(A run of records)
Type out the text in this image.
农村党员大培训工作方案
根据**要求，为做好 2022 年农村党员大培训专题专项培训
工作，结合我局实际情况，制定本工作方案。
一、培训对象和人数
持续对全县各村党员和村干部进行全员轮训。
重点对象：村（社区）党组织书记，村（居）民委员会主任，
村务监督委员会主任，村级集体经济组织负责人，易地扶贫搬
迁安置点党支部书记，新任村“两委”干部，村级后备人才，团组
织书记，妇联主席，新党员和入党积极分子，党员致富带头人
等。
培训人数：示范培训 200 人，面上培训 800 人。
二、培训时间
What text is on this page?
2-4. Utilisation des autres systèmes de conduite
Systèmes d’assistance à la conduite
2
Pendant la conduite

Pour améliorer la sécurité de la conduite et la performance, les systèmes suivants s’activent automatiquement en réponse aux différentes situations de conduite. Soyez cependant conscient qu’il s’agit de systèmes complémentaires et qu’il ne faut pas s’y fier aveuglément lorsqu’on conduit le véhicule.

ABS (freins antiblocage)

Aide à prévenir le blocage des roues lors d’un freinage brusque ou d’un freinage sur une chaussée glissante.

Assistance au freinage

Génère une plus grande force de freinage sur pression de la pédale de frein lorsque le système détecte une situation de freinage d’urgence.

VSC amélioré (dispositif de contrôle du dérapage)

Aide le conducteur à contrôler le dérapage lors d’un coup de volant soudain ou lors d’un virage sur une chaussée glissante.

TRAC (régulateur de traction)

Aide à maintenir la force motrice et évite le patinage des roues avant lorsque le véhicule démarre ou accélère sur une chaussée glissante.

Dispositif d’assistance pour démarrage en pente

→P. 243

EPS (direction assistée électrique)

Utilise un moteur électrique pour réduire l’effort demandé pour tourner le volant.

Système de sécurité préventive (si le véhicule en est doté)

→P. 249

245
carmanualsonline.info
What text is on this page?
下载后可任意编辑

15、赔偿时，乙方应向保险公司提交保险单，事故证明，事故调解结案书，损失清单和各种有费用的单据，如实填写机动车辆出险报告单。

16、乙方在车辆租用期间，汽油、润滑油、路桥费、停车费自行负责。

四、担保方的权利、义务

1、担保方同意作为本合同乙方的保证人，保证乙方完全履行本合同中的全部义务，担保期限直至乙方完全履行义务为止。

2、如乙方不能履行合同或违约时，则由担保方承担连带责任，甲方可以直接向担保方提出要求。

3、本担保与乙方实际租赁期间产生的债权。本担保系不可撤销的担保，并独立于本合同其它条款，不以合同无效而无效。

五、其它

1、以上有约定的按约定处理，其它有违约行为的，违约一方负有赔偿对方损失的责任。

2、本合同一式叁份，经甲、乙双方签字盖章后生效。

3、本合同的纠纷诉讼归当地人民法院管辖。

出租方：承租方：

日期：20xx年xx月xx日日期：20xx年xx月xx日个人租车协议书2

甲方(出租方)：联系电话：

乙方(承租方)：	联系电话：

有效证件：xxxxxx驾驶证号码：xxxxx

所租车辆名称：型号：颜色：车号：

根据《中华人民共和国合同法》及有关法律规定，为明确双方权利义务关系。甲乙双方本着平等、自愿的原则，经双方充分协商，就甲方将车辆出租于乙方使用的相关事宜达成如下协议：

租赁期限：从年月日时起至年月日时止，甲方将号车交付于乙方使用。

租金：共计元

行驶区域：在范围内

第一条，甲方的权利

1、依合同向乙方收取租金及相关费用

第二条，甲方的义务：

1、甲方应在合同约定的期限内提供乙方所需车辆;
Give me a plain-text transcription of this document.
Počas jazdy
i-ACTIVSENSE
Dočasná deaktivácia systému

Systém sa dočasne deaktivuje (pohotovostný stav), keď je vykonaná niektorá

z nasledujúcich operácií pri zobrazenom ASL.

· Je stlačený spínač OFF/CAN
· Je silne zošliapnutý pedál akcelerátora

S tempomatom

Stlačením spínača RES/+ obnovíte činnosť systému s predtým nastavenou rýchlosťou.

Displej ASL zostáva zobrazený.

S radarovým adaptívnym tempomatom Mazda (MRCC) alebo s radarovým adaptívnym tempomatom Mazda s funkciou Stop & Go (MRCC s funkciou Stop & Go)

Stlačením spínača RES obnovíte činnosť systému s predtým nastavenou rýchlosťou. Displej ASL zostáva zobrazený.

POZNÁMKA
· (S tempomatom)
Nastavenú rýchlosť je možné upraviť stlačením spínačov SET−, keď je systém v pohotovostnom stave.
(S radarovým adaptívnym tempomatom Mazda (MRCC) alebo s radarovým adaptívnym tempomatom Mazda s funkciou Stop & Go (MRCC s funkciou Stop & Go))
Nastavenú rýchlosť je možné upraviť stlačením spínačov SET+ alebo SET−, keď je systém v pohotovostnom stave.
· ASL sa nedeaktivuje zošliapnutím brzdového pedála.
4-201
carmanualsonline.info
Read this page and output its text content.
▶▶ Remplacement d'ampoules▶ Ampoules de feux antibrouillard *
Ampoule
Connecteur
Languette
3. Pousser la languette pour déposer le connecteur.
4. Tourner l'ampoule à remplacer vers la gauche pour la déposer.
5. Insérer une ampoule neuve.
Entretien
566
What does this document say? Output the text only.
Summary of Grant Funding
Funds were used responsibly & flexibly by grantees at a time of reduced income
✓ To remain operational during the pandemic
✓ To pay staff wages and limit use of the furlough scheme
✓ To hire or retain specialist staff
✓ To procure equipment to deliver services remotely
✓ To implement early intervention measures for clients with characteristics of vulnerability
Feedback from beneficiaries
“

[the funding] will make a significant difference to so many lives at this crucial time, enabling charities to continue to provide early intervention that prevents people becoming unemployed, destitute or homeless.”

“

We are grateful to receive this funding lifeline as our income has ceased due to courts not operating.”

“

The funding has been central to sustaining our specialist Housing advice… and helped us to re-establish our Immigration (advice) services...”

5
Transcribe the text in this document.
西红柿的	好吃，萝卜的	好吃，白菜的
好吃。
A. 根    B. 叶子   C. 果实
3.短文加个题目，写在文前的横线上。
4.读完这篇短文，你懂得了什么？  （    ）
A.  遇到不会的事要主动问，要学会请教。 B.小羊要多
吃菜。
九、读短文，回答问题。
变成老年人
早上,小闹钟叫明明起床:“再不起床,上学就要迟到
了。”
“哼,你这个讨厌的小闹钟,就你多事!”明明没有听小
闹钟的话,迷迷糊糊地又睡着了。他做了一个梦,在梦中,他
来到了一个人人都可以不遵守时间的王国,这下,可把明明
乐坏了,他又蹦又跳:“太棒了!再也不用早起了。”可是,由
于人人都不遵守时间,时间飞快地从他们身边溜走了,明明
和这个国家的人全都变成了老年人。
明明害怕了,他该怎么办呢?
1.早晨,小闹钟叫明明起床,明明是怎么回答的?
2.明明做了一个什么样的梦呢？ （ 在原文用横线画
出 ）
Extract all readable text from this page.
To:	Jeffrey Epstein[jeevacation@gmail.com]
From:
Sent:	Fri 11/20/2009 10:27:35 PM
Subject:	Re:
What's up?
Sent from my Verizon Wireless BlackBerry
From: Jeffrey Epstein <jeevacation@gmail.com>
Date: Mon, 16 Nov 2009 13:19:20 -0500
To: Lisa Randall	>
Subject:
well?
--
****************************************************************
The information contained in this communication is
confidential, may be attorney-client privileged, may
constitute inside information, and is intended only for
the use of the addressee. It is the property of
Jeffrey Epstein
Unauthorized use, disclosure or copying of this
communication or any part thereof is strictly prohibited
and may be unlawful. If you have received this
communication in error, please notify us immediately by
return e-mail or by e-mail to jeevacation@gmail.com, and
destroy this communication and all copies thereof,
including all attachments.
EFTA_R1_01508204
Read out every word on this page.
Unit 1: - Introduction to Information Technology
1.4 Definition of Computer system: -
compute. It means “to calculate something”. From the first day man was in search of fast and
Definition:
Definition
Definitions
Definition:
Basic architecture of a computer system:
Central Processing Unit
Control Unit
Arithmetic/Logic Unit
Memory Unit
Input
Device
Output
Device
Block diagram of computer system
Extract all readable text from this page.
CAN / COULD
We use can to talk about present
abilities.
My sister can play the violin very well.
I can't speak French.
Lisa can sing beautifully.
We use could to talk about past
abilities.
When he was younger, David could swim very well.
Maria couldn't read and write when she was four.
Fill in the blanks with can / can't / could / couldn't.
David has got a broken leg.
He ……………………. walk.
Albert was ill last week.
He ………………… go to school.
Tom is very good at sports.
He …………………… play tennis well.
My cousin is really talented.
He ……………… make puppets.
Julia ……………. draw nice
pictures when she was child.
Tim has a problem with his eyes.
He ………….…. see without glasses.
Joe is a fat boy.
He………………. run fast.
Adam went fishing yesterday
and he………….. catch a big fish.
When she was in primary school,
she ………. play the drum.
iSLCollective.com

To be done: Filter the records, keeping only lines that contain "David", and show those lines.

Exercise answer:
When he was younger, David could swim very well.
David has got a broken leg.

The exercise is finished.